━━━ DATASET
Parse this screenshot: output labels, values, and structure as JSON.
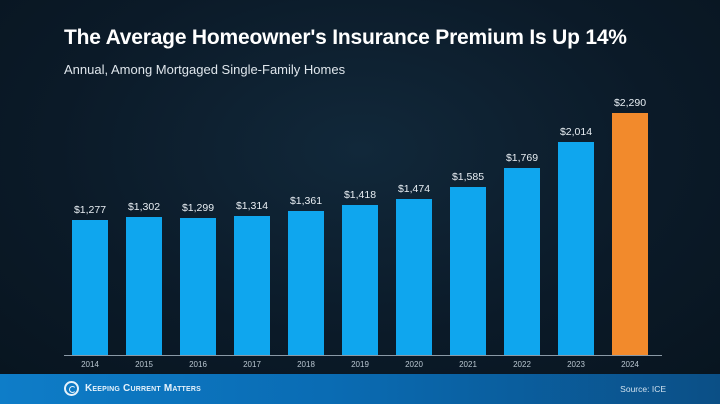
{
  "header": {
    "title": "The Average Homeowner's Insurance Premium Is Up 14%",
    "subtitle": "Annual, Among Mortgaged Single-Family Homes"
  },
  "footer": {
    "brand": "Keeping Current Matters",
    "source": "Source: ICE"
  },
  "colors": {
    "bar": "#0fa6ee",
    "highlight": "#f28a2c",
    "background": "#0c1a28"
  },
  "chart_data": {
    "type": "bar",
    "title": "The Average Homeowner's Insurance Premium Is Up 14%",
    "subtitle": "Annual, Among Mortgaged Single-Family Homes",
    "categories": [
      "2014",
      "2015",
      "2016",
      "2017",
      "2018",
      "2019",
      "2020",
      "2021",
      "2022",
      "2023",
      "2024"
    ],
    "values": [
      1277,
      1302,
      1299,
      1314,
      1361,
      1418,
      1474,
      1585,
      1769,
      2014,
      2290
    ],
    "labels": [
      "$1,277",
      "$1,302",
      "$1,299",
      "$1,314",
      "$1,361",
      "$1,418",
      "$1,474",
      "$1,585",
      "$1,769",
      "$2,014",
      "$2,290"
    ],
    "highlight_index": 10,
    "xlabel": "",
    "ylabel": "",
    "ylim": [
      0,
      2400
    ],
    "grid": false,
    "legend": "none",
    "source": "Source: ICE"
  }
}
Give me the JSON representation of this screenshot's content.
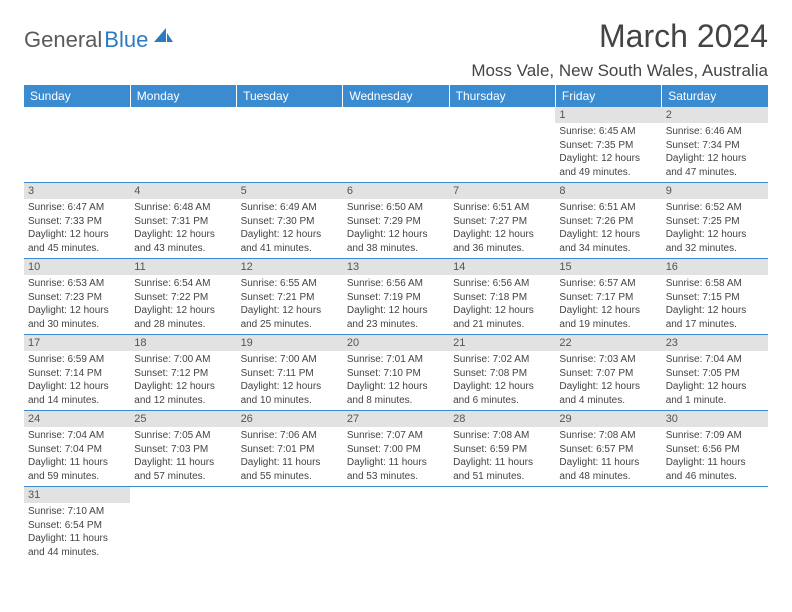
{
  "logo": {
    "part1": "General",
    "part2": "Blue"
  },
  "title": "March 2024",
  "location": "Moss Vale, New South Wales, Australia",
  "colors": {
    "header_bg": "#3b8bd0",
    "header_text": "#ffffff",
    "daynum_bg": "#e2e2e2",
    "border": "#3b8bd0",
    "logo_gray": "#5a5a5a",
    "logo_blue": "#2c7bc0"
  },
  "dayNames": [
    "Sunday",
    "Monday",
    "Tuesday",
    "Wednesday",
    "Thursday",
    "Friday",
    "Saturday"
  ],
  "weeks": [
    [
      null,
      null,
      null,
      null,
      null,
      {
        "n": "1",
        "sr": "6:45 AM",
        "ss": "7:35 PM",
        "dl": "12 hours and 49 minutes."
      },
      {
        "n": "2",
        "sr": "6:46 AM",
        "ss": "7:34 PM",
        "dl": "12 hours and 47 minutes."
      }
    ],
    [
      {
        "n": "3",
        "sr": "6:47 AM",
        "ss": "7:33 PM",
        "dl": "12 hours and 45 minutes."
      },
      {
        "n": "4",
        "sr": "6:48 AM",
        "ss": "7:31 PM",
        "dl": "12 hours and 43 minutes."
      },
      {
        "n": "5",
        "sr": "6:49 AM",
        "ss": "7:30 PM",
        "dl": "12 hours and 41 minutes."
      },
      {
        "n": "6",
        "sr": "6:50 AM",
        "ss": "7:29 PM",
        "dl": "12 hours and 38 minutes."
      },
      {
        "n": "7",
        "sr": "6:51 AM",
        "ss": "7:27 PM",
        "dl": "12 hours and 36 minutes."
      },
      {
        "n": "8",
        "sr": "6:51 AM",
        "ss": "7:26 PM",
        "dl": "12 hours and 34 minutes."
      },
      {
        "n": "9",
        "sr": "6:52 AM",
        "ss": "7:25 PM",
        "dl": "12 hours and 32 minutes."
      }
    ],
    [
      {
        "n": "10",
        "sr": "6:53 AM",
        "ss": "7:23 PM",
        "dl": "12 hours and 30 minutes."
      },
      {
        "n": "11",
        "sr": "6:54 AM",
        "ss": "7:22 PM",
        "dl": "12 hours and 28 minutes."
      },
      {
        "n": "12",
        "sr": "6:55 AM",
        "ss": "7:21 PM",
        "dl": "12 hours and 25 minutes."
      },
      {
        "n": "13",
        "sr": "6:56 AM",
        "ss": "7:19 PM",
        "dl": "12 hours and 23 minutes."
      },
      {
        "n": "14",
        "sr": "6:56 AM",
        "ss": "7:18 PM",
        "dl": "12 hours and 21 minutes."
      },
      {
        "n": "15",
        "sr": "6:57 AM",
        "ss": "7:17 PM",
        "dl": "12 hours and 19 minutes."
      },
      {
        "n": "16",
        "sr": "6:58 AM",
        "ss": "7:15 PM",
        "dl": "12 hours and 17 minutes."
      }
    ],
    [
      {
        "n": "17",
        "sr": "6:59 AM",
        "ss": "7:14 PM",
        "dl": "12 hours and 14 minutes."
      },
      {
        "n": "18",
        "sr": "7:00 AM",
        "ss": "7:12 PM",
        "dl": "12 hours and 12 minutes."
      },
      {
        "n": "19",
        "sr": "7:00 AM",
        "ss": "7:11 PM",
        "dl": "12 hours and 10 minutes."
      },
      {
        "n": "20",
        "sr": "7:01 AM",
        "ss": "7:10 PM",
        "dl": "12 hours and 8 minutes."
      },
      {
        "n": "21",
        "sr": "7:02 AM",
        "ss": "7:08 PM",
        "dl": "12 hours and 6 minutes."
      },
      {
        "n": "22",
        "sr": "7:03 AM",
        "ss": "7:07 PM",
        "dl": "12 hours and 4 minutes."
      },
      {
        "n": "23",
        "sr": "7:04 AM",
        "ss": "7:05 PM",
        "dl": "12 hours and 1 minute."
      }
    ],
    [
      {
        "n": "24",
        "sr": "7:04 AM",
        "ss": "7:04 PM",
        "dl": "11 hours and 59 minutes."
      },
      {
        "n": "25",
        "sr": "7:05 AM",
        "ss": "7:03 PM",
        "dl": "11 hours and 57 minutes."
      },
      {
        "n": "26",
        "sr": "7:06 AM",
        "ss": "7:01 PM",
        "dl": "11 hours and 55 minutes."
      },
      {
        "n": "27",
        "sr": "7:07 AM",
        "ss": "7:00 PM",
        "dl": "11 hours and 53 minutes."
      },
      {
        "n": "28",
        "sr": "7:08 AM",
        "ss": "6:59 PM",
        "dl": "11 hours and 51 minutes."
      },
      {
        "n": "29",
        "sr": "7:08 AM",
        "ss": "6:57 PM",
        "dl": "11 hours and 48 minutes."
      },
      {
        "n": "30",
        "sr": "7:09 AM",
        "ss": "6:56 PM",
        "dl": "11 hours and 46 minutes."
      }
    ],
    [
      {
        "n": "31",
        "sr": "7:10 AM",
        "ss": "6:54 PM",
        "dl": "11 hours and 44 minutes."
      },
      null,
      null,
      null,
      null,
      null,
      null
    ]
  ],
  "labels": {
    "sunrise": "Sunrise: ",
    "sunset": "Sunset: ",
    "daylight": "Daylight: "
  }
}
━━━━━━
### PROBLEM
In the records, locate each line holding the string "Family" and copy it.

### ANSWER TO THE TASK
    "subtitle": "Annual, Among Mortgaged Single-Family Homes"
    "subtitle": "Annual, Among Mortgaged Single-Family Homes",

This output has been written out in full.